* [WHAT IS REQUIRED] Give the number of lines that include the word "كورنر", and nothing else.

(Data excerpts)
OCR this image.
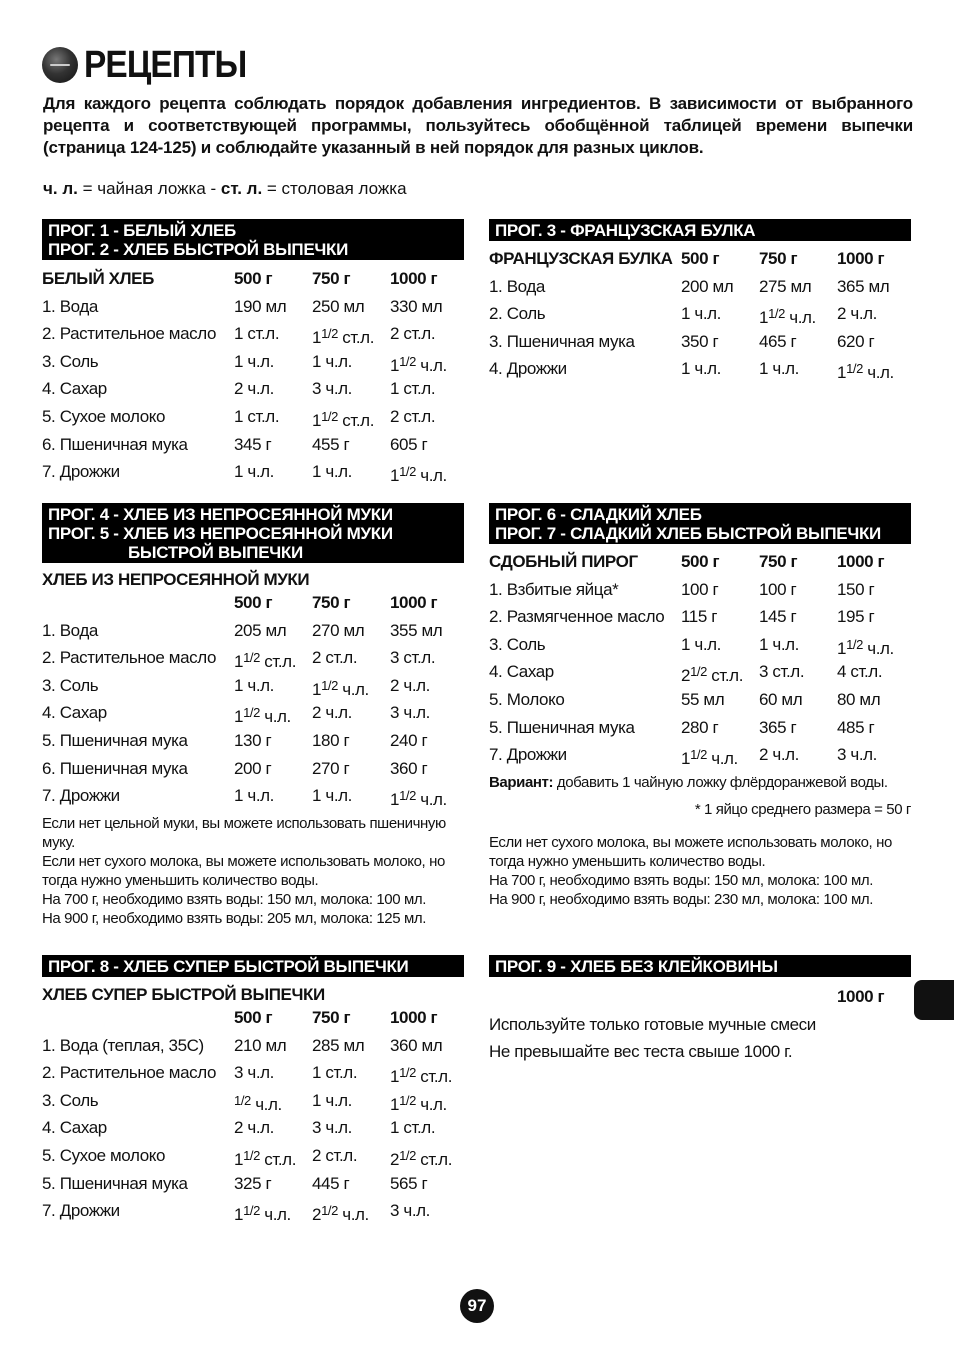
РЕЦЕПТЫ
Для каждого рецепта соблюдать порядок добавления ингредиентов. В зависимости от выбранного рецепта и соответствующей программы, пользуйтесь обобщённой таблицей времени выпечки (страница 124-125) и соблюдайте указанный в ней порядок для разных циклов.
ч. л. = чайная ложка - ст. л. = столовая ложка
ПРОГ. 1 - БЕЛЫЙ ХЛЕБ
ПРОГ. 2 - ХЛЕБ БЫСТРОЙ ВЫПЕЧКИ
БЕЛЫЙ ХЛЕБ	500 г 750 г 1000 г
1. Вода	190 мл 250 мл 330 мл
2. Растительное масло 1 ст.л. $1^{1/2}$ ст.л. 2 ст.л.
3. Соль	1 ч.л. 1 ч.л. $1^{1/2}$ ч.л.
4. Сахар	2 ч.л. 3 ч.л. 1 ст.л.
5. Сухое молоко	1 ст.л. $1^{1/2}$ ст.л. 2 ст.л.
6. Пшеничная мука	345 г 455 г 605 г
7. Дрожжи	1 ч.л. 1 ч.л. $1^{1/2}$ ч.л.
ПРОГ. 3 - ФРАНЦУЗСКАЯ БУЛКА
ФРАНЦУЗСКАЯ БУЛКА 500 г 750 г 1000 г
1. Вода	200 мл 275 мл 365 мл
2. Соль	1 ч.л. $1^{1/2}$ ч.л. 2 ч.л.
3. Пшеничная мука	350 г 465 г 620 г
4. Дрожжи	1 ч.л. 1 ч.л. $1^{1/2}$ ч.л.
ПРОГ. 4 - ХЛЕБ ИЗ НЕПРОСЕЯННОЙ МУКИ
ПРОГ. 5 - ХЛЕБ ИЗ НЕПРОСЕЯННОЙ МУКИ
БЫСТРОЙ ВЫПЕЧКИ
ХЛЕБ ИЗ НЕПРОСЕЯННОЙ МУКИ
500 г 750 г 1000 г
1. Вода	205 мл 270 мл 355 мл
2. Растительное масло $1^{1/2}$ ст.л. 2 ст.л. 3 ст.л.
3. Соль	1 ч.л. $1^{1/2}$ ч.л. 2 ч.л.
4. Сахар	$1^{1/2}$ ч.л. 2 ч.л. 3 ч.л.
5. Пшеничная мука	130 г 180 г 240 г
6. Пшеничная мука	200 г 270 г 360 г
7. Дрожжи	1 ч.л. 1 ч.л. $1^{1/2}$ ч.л.
Если нет цельной муки, вы можете использовать пшеничную муку.
Если нет сухого молока, вы можете использовать молоко, но тогда нужно уменьшить количество воды.
На 700 г, необходимо взять воды: 150 мл, молока: 100 мл.
На 900 г, необходимо взять воды: 205 мл, молока: 125 мл.
ПРОГ. 6 - СЛАДКИЙ ХЛЕБ
ПРОГ. 7 - СЛАДКИЙ ХЛЕБ БЫСТРОЙ ВЫПЕЧКИ
СДОБНЫЙ ПИРОГ	500 г 750 г 1000 г
1. Взбитые яйца*	100 г 100 г 150 г
2. Размягченное масло 115 г 145 г 195 г
3. Соль	1 ч.л. 1 ч.л. $1^{1/2}$ ч.л.
4. Сахар	$2^{1/2}$ ст.л. 3 ст.л. 4 ст.л.
5. Молоко	55 мл 60 мл 80 мл
5. Пшеничная мука	280 г 365 г 485 г
7. Дрожжи	$1^{1/2}$ ч.л. 2 ч.л. 3 ч.л.
Вариант: добавить 1 чайную ложку флёрдоранжевой воды.
* 1 яйцо среднего размера = 50 г
Если нет сухого молока, вы можете использовать молоко, но тогда нужно уменьшить количество воды.
На 700 г, необходимо взять воды: 150 мл, молока: 100 мл.
На 900 г, необходимо взять воды: 230 мл, молока: 100 мл.
ПРОГ. 8 - ХЛЕБ СУПЕР БЫСТРОЙ ВЫПЕЧКИ
ХЛЕБ СУПЕР БЫСТРОЙ ВЫПЕЧКИ
500 г 750 г 1000 г
1. Вода (теплая, 35С) 210 мл 285 мл 360 мл
2. Растительное масло 3 ч.л. 1 ст.л. $1^{1/2}$ ст.л.
3. Соль	$^{1/2}$ ч.л. 1 ч.л. $1^{1/2}$ ч.л.
4. Сахар	2 ч.л. 3 ч.л. 1 ст.л.
5. Сухое молоко	$1^{1/2}$ ст.л. 2 ст.л. $2^{1/2}$ ст.л.
5. Пшеничная мука	325 г 445 г 565 г
7. Дрожжи	$1^{1/2}$ ч.л. $2^{1/2}$ ч.л. 3 ч.л.
ПРОГ. 9 - ХЛЕБ БЕЗ КЛЕЙКОВИНЫ
1000 г
Используйте только готовые мучные смеси
Не превышайте вес теста свыше 1000 г.
97
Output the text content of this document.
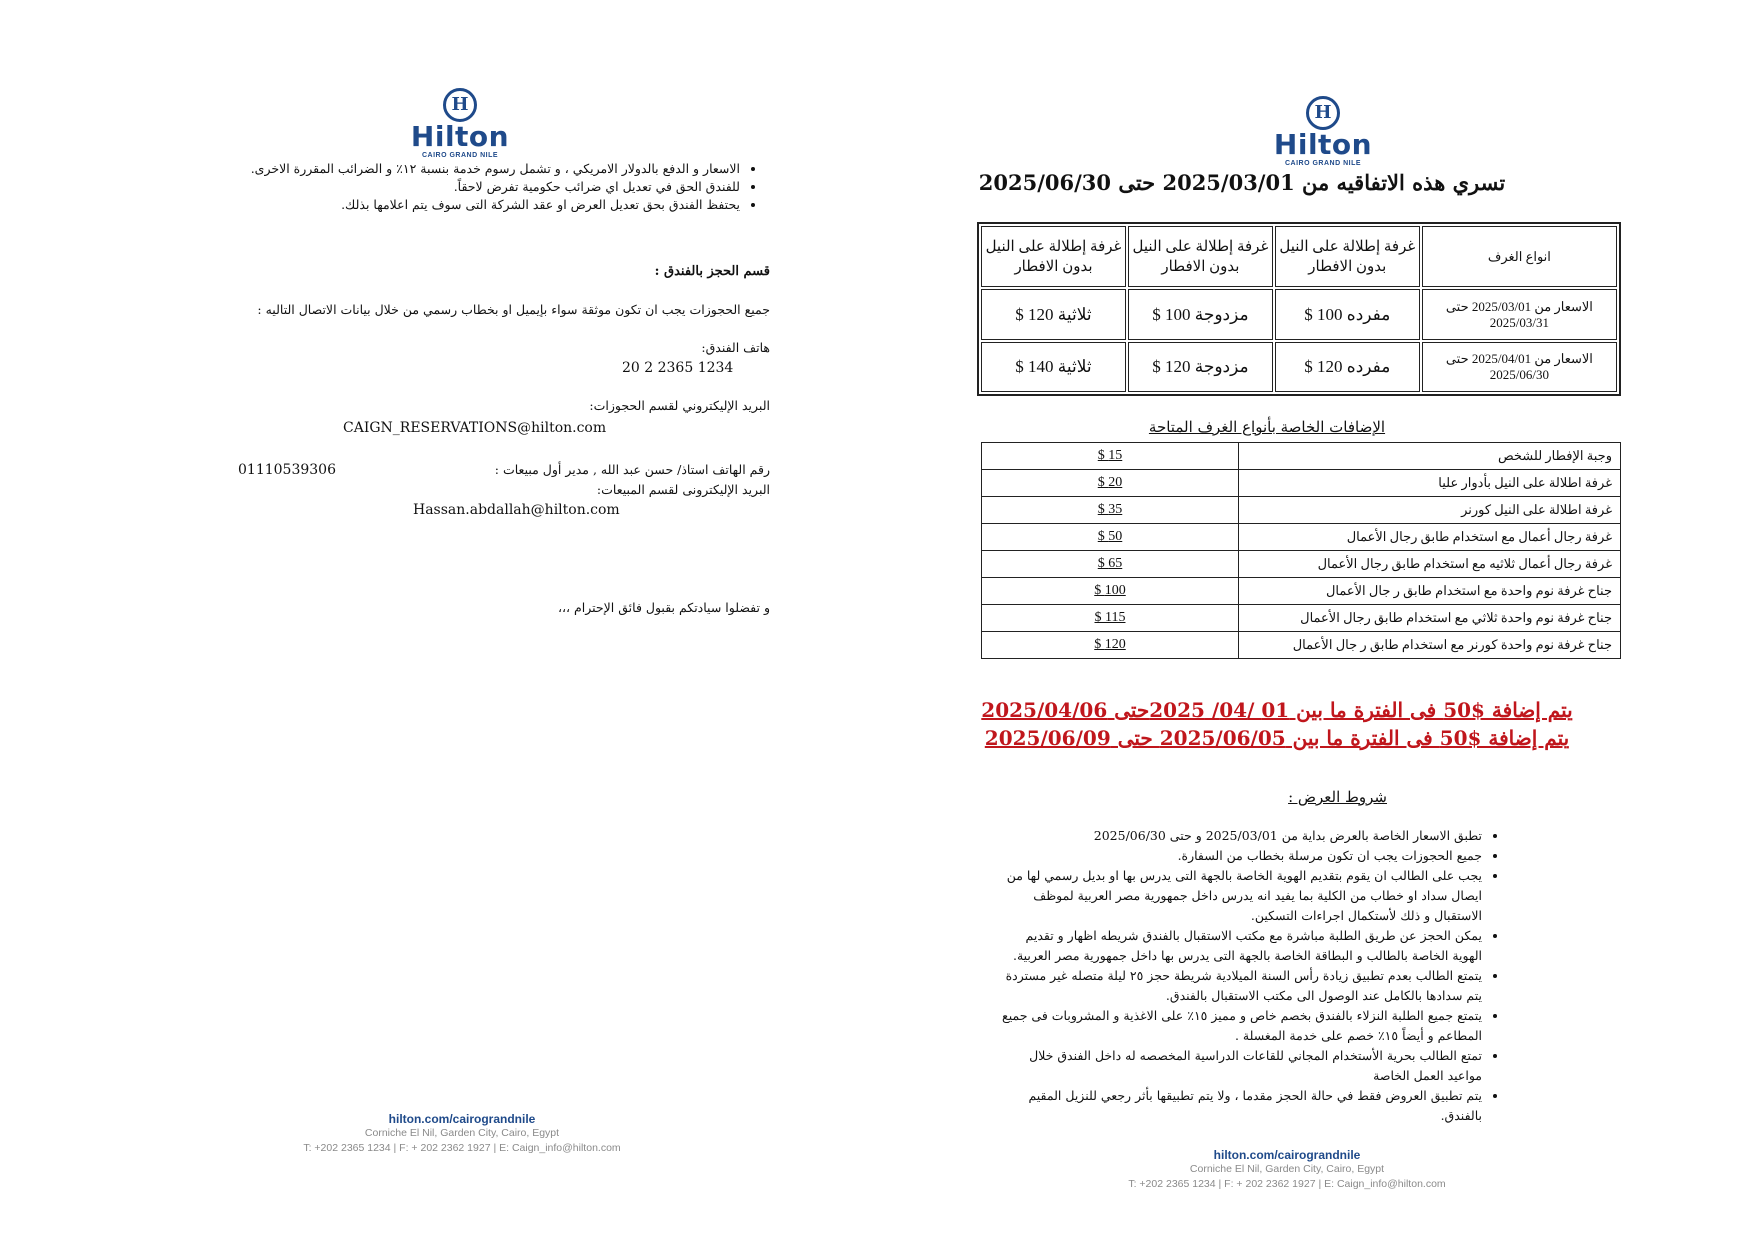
H
Hilton
CAIRO GRAND NILE
• الاسعار و الدفع بالدولار الامريكي ، و تشمل رسوم خدمة بنسبة ١٢٪ و الضرائب المقررة الاخرى.
• للفندق الحق في تعديل اي ضرائب حكومية تفرض لاحقاً.
• يحتفظ الفندق بحق تعديل العرض او عقد الشركة التى سوف يتم اعلامها بذلك.
قسم الحجز بالفندق :
جميع الحجوزات يجب ان تكون موثقة سواء بإيميل او بخطاب رسمي من خلال بيانات الاتصال التاليه :
هاتف الفندق:
20 2 2365 1234
البريد الإليكتروني لقسم الحجوزات:
CAIGN_RESERVATIONS@hilton.com
01110539306	رقم الهاتف استاذ/ حسن عبد الله , مدير أول مبيعات :
البريد الإليكترونى لقسم المبيعات:
Hassan.abdallah@hilton.com
و تفضلوا سيادتكم بقبول فائق الإحترام ،،،
hilton.com/cairograndnile
Corniche El Nil, Garden City, Cairo, Egypt
T: +202 2365 1234 | F: + 202 2362 1927 | E: Caign_info@hilton.com
H
Hilton
CAIRO GRAND NILE
تسري هذه الاتفاقيه من 2025/03/01 حتى 2025/06/30
انواع الغرف	غرفة إطلالة على النيل بدون الافطار	غرفة إطلالة على النيل بدون الافطار	غرفة إطلالة على النيل بدون الافطار
الاسعار من 2025/03/01 حتى 2025/03/31	مفرده 100 $	مزدوجة 100 $	ثلاثية 120 $
الاسعار من 2025/04/01 حتى 2025/06/30	مفرده 120 $	مزدوجة 120 $	ثلاثية 140 $
الإضافات الخاصة بأنواع الغرف المتاحة
وجبة الإفطار للشخص	15 $
غرفة اطلالة على النيل بأدوار عليا	20 $
غرفة اطلالة على النيل كورنر	35 $
غرفة رجال أعمال مع استخدام طابق رجال الأعمال	50 $
غرفة رجال أعمال ثلاثيه مع استخدام طابق رجال الأعمال	65 $
جناح غرفة نوم واحدة مع استخدام طابق ر جال الأعمال	100 $
جناح غرفة نوم واحدة ثلاثي مع استخدام طابق رجال الأعمال	115 $
جناح غرفة نوم واحدة كورنر مع استخدام طابق ر جال الأعمال	120 $
يتم إضافة $50 فى الفترة ما بين 01 /04/ 2025حتى 2025/04/06
يتم إضافة $50 فى الفترة ما بين 2025/06/05 حتى 2025/06/09
شروط العرض :
• تطبق الاسعار الخاصة بالعرض بداية من 2025/03/01 و حتى 2025/06/30
• جميع الحجوزات يجب ان تكون مرسلة بخطاب من السفارة.
• يجب على الطالب ان يقوم بتقديم الهوية الخاصة بالجهة التى يدرس بها او بديل رسمي لها من ايصال سداد او خطاب من الكلية بما يفيد انه يدرس داخل جمهورية مصر العربية لموظف الاستقبال و ذلك لأستكمال اجراءات التسكين.
• يمكن الحجز عن طريق الطلبة مباشرة مع مكتب الاستقبال بالفندق شريطه اظهار و تقديم الهوية الخاصة بالطالب و البطاقة الخاصة بالجهة التى يدرس بها داخل جمهورية مصر العربية.
• يتمتع الطالب بعدم تطبيق زيادة رأس السنة الميلادية شريطة حجز ٢٥ ليلة متصله غير مستردة يتم سدادها بالكامل عند الوصول الى مكتب الاستقبال بالفندق.
• يتمتع جميع الطلبة النزلاء بالفندق بخصم خاص و مميز ١٥٪ على الاغذية و المشروبات فى جميع المطاعم و أيضاً ١٥٪ خصم على خدمة المغسلة .
• تمتع الطالب بحرية الأستخدام المجاني للقاعات الدراسية المخصصه له داخل الفندق خلال مواعيد العمل الخاصة
• يتم تطبيق العروض فقط في حالة الحجز مقدما ، ولا يتم تطبيقها بأثر رجعي للنزيل المقيم بالفندق.
hilton.com/cairograndnile
Corniche El Nil, Garden City, Cairo, Egypt
T: +202 2365 1234 | F: + 202 2362 1927 | E: Caign_info@hilton.com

* [WRITTEN ANSWER] 2